[Records from a data source]
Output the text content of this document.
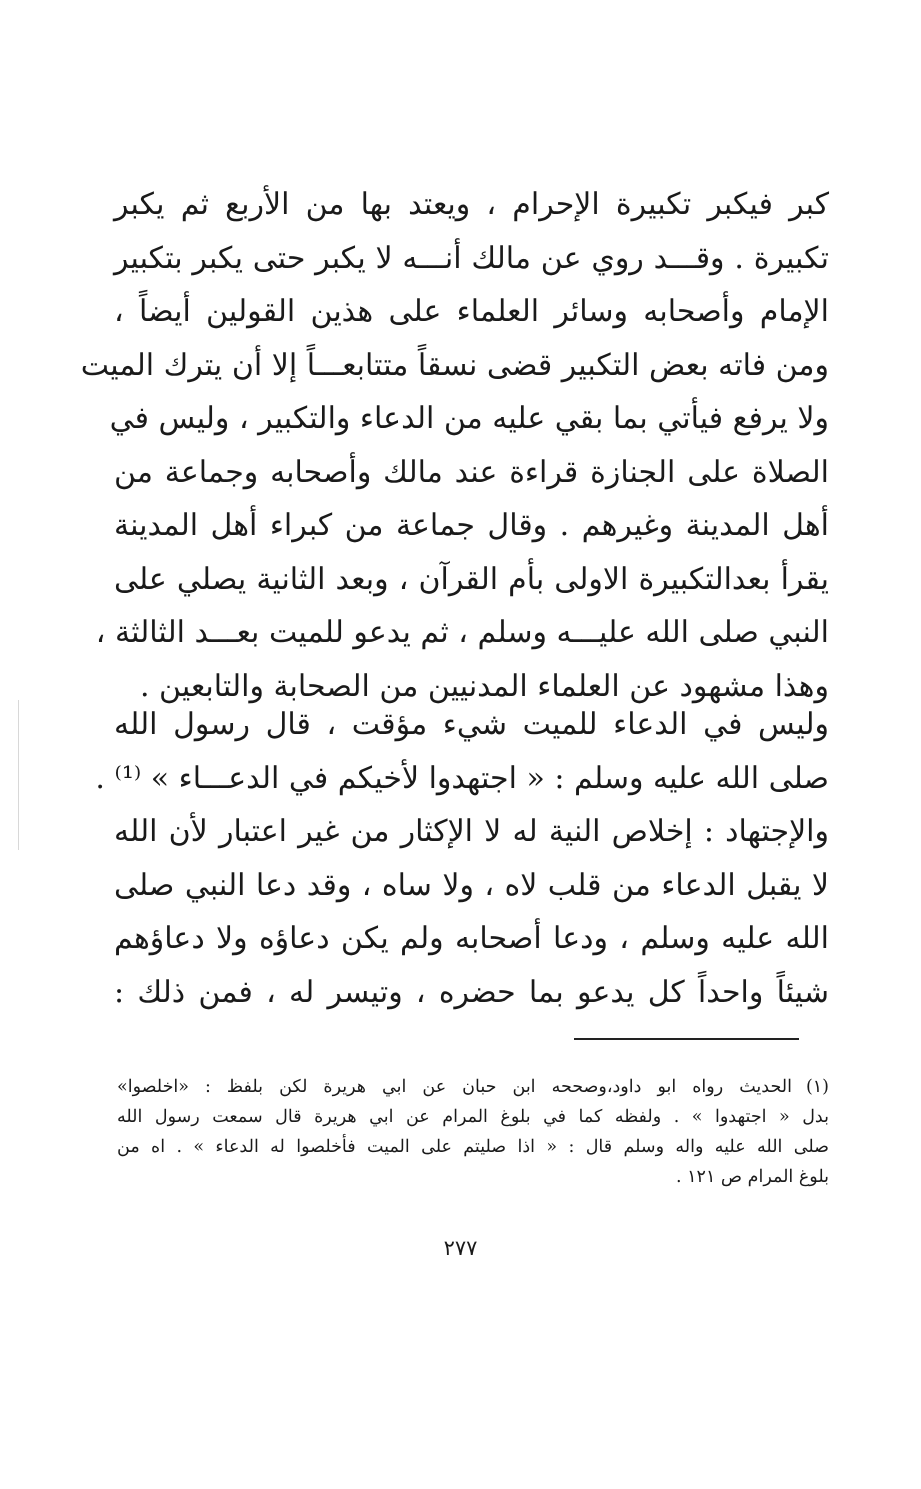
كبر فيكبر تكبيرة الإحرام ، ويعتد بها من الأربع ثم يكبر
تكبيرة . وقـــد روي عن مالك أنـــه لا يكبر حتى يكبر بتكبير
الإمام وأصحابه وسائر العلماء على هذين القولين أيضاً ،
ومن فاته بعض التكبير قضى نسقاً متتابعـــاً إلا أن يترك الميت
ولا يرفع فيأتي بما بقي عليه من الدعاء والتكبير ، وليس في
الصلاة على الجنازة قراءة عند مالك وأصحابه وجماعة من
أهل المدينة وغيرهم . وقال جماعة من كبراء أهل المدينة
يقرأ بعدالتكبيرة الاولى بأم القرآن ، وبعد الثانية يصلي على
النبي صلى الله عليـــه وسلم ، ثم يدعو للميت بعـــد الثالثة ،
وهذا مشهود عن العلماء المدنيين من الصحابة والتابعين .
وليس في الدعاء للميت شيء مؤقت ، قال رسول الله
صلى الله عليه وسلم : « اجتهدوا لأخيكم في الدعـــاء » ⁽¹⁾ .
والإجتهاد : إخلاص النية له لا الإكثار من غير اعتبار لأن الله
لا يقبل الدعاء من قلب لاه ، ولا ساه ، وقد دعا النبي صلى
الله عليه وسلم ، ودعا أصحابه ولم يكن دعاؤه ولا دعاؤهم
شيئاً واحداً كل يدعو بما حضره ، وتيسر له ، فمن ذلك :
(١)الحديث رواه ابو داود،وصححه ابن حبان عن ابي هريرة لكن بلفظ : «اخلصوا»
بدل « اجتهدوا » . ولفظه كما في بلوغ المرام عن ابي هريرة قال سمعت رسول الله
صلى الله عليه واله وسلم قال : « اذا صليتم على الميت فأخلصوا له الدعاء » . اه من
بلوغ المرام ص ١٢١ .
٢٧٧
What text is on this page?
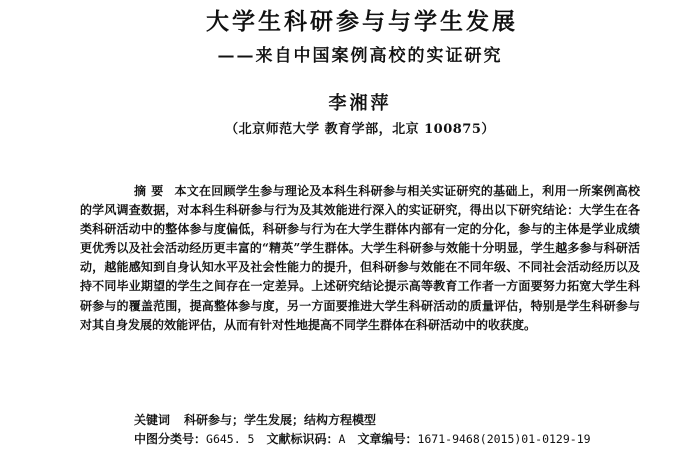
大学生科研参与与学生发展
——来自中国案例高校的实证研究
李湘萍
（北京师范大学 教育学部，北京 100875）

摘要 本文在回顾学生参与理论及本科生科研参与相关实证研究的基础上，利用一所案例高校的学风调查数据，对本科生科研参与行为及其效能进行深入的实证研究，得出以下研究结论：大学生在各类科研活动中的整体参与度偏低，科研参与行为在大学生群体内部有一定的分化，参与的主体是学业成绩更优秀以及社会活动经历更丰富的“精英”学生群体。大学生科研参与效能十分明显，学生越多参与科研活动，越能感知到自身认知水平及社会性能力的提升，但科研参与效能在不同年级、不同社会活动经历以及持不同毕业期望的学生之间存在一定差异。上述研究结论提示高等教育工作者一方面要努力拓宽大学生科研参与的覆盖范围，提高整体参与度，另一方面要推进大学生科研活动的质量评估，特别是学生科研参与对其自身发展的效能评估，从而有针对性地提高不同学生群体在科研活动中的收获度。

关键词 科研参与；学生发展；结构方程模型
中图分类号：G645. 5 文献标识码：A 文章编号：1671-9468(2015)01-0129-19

*Short exercise:*
Extract from the material all lines containing the string "النبي".

*Answer in full:*
النبي صلى الله عليـــه وسلم ، ثم يدعو للميت بعـــد الثالثة ،
لا يقبل الدعاء من قلب لاه ، ولا ساه ، وقد دعا النبي صلى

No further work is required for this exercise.